Extracted material:
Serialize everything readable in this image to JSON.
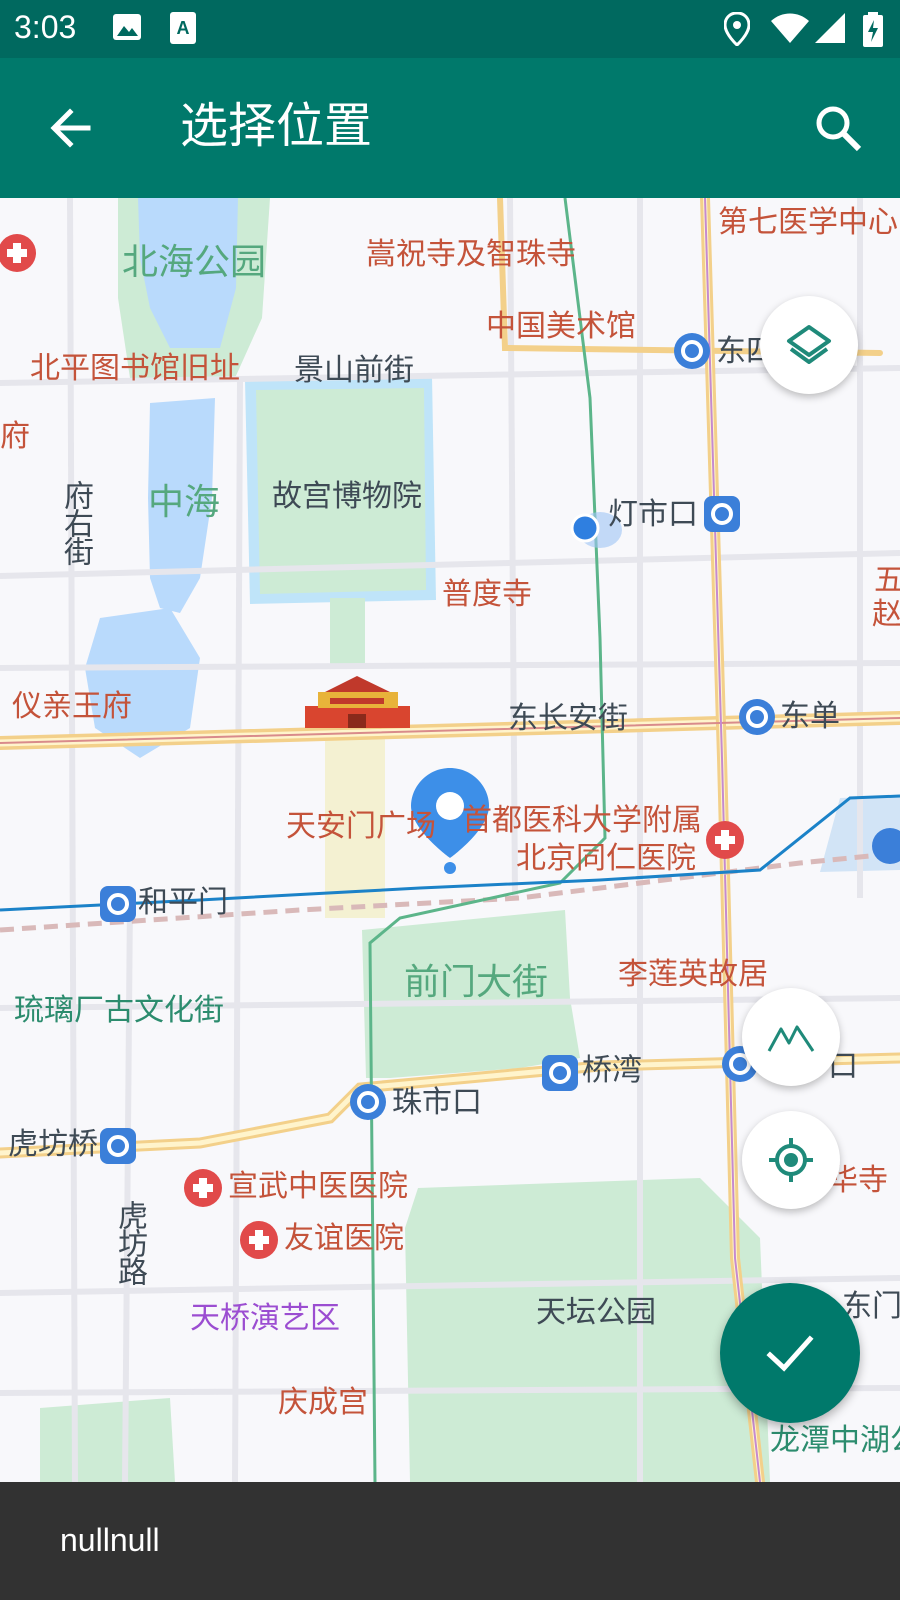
{
  "status_bar": {
    "time": "3:03",
    "icons": [
      "image-icon",
      "a-app-icon",
      "location-icon",
      "wifi-icon",
      "cell-signal-icon",
      "battery-icon"
    ]
  },
  "app_bar": {
    "title": "选择位置",
    "back_icon": "arrow-back-icon",
    "search_icon": "search-icon"
  },
  "map": {
    "labels": {
      "beihai": "北海公园",
      "songzhu": "嵩祝寺及智珠寺",
      "diqi": "第七医学中心",
      "meishuguan": "中国美术馆",
      "dongsi": "东四",
      "beiping": "北平图书馆旧址",
      "jingshan": "景山前街",
      "fu": "府",
      "fuyoujie": "府右街",
      "zhonghai": "中海",
      "gugong": "故宫博物院",
      "dengshikou": "灯市口",
      "wu": "五",
      "zhao": "赵",
      "pudusi": "普度寺",
      "yiqin": "仪亲王府",
      "dongchangan": "东长安街",
      "dongdan": "东单",
      "tiananmen": "天安门广场",
      "shoudu": "首都医科大学附属",
      "tongren": "北京同仁医院",
      "hepingmen": "和平门",
      "qianmen": "前门大街",
      "lilianying": "李莲英故居",
      "liulichang": "琉璃厂古文化街",
      "qiaowan": "桥湾",
      "kou": "口",
      "zhushikou": "珠市口",
      "hufangqiao": "虎坊桥",
      "huasi": "华寺",
      "xuanwu": "宣武中医医院",
      "hufanglu": "虎坊路",
      "youyi": "友谊医院",
      "tianqiao": "天桥演艺区",
      "tiantan": "天坛公园",
      "dongmen": "东门",
      "qingcheng": "庆成宫",
      "longtan": "龙潭中湖公"
    }
  },
  "controls": {
    "layers_icon": "layers-icon",
    "terrain_icon": "terrain-icon",
    "my_location_icon": "my-location-icon",
    "confirm_icon": "check-icon"
  },
  "colors": {
    "primary": "#00796b",
    "primary_dark": "#00695f",
    "marker": "#3d8fe8"
  },
  "snackbar": {
    "message": "nullnull"
  }
}
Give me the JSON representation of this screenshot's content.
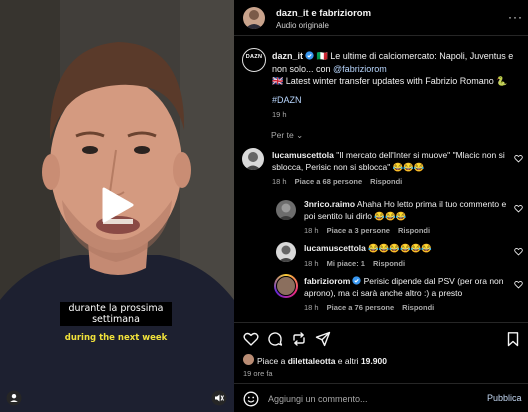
{
  "video": {
    "subtitle_it": "durante la prossima settimana",
    "subtitle_en": "during the next week",
    "icons": [
      "play-icon",
      "user-icon",
      "mute-icon"
    ]
  },
  "header": {
    "names": "dazn_it e fabriziorom",
    "audio": "Audio originale",
    "more": "···"
  },
  "caption": {
    "author": "dazn_it",
    "line1": " 🇮🇹 Le ultime di calciomercato: Napoli, Juventus e non solo... con ",
    "mention": "@fabriziorom",
    "line2": "🇬🇧 Latest winter transfer updates with Fabrizio Romano 🐍",
    "hashtag": "#DAZN",
    "time": "19 h",
    "logo_text": "DAZN"
  },
  "per_te": "Per te",
  "comments": [
    {
      "user": "lucamuscettola",
      "text": " \"Il mercato dell'Inter si muove\" \"Mlacic non si sblocca, Perisic non si sblocca\" 😂😂😂",
      "time": "18 h",
      "likes": "Piace a 68 persone",
      "reply": "Rispondi"
    },
    {
      "user": "3nrico.raimo",
      "text": " Ahaha Ho letto prima il tuo commento e poi sentito lui dirlo 😂😂😂",
      "time": "18 h",
      "likes": "Piace a 3 persone",
      "reply": "Rispondi"
    },
    {
      "user": "lucamuscettola",
      "text": " 😂😂😂😂😂😂",
      "time": "18 h",
      "likes": "Mi piace: 1",
      "reply": "Rispondi"
    },
    {
      "user": "fabriziorom",
      "text": " Perisic dipende dal PSV (per ora non aprono), ma ci sarà anche altro :) a presto",
      "time": "18 h",
      "likes": "Piace a 76 persone",
      "reply": "Rispondi"
    }
  ],
  "actions": {
    "likes_prefix": "Piace a ",
    "likes_user": "dilettaleotta",
    "likes_mid": " e altri ",
    "likes_count": "19.900",
    "ago": "19 ore fa",
    "icons": [
      "heart-icon",
      "comment-icon",
      "repost-icon",
      "share-icon",
      "bookmark-icon"
    ]
  },
  "add_comment": {
    "placeholder": "Aggiungi un commento...",
    "publish": "Pubblica"
  },
  "colors": {
    "accent": "#0095f6",
    "verified": "#3897f0",
    "muted": "#a8a8a8",
    "subtitle_yellow": "#f1e23a"
  }
}
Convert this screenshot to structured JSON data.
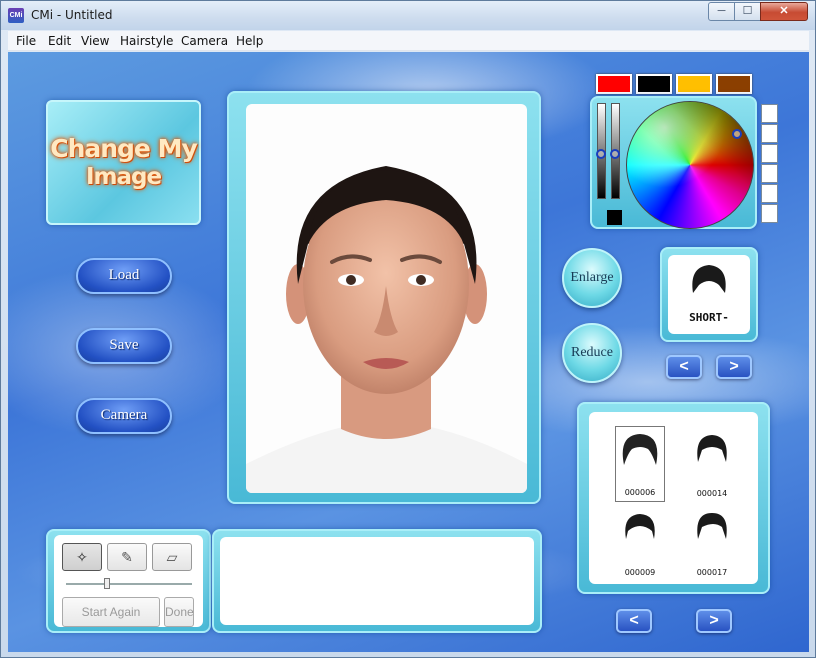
{
  "window": {
    "icon_text": "CMi",
    "title": "CMi - Untitled",
    "minimize": "─",
    "maximize": "☐",
    "close": "✕"
  },
  "menu": [
    {
      "label": "File"
    },
    {
      "label": "Edit"
    },
    {
      "label": "View"
    },
    {
      "label": "Hairstyle"
    },
    {
      "label": "Camera"
    },
    {
      "label": "Help"
    }
  ],
  "logo": {
    "line1": "Change My",
    "line2": "Image"
  },
  "buttons": {
    "load": "Load",
    "save": "Save",
    "camera": "Camera",
    "enlarge": "Enlarge",
    "reduce": "Reduce"
  },
  "colors": {
    "swatches": [
      "#ff0000",
      "#000000",
      "#ffbf00",
      "#8b3f00"
    ],
    "current": "#000000"
  },
  "hairstyle_preview": {
    "name": "SHORT-",
    "prev": "<",
    "next": ">"
  },
  "hairstyles": [
    {
      "id": "000006",
      "selected": true
    },
    {
      "id": "000014",
      "selected": false
    },
    {
      "id": "000009",
      "selected": false
    },
    {
      "id": "000017",
      "selected": false
    }
  ],
  "grid_nav": {
    "prev": "<",
    "next": ">"
  },
  "tools": {
    "wand_icon": "✧",
    "pencil_icon": "✎",
    "eraser_icon": "▱",
    "start_again": "Start Again",
    "done": "Done"
  }
}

Description of the task:
Identify the lines above that contain the word "commento", then copy them.

Output below:
      "text": " Ahaha Ho letto prima il tuo commento e poi sentito lui dirlo 😂😂😂",
    "placeholder": "Aggiungi un commento...",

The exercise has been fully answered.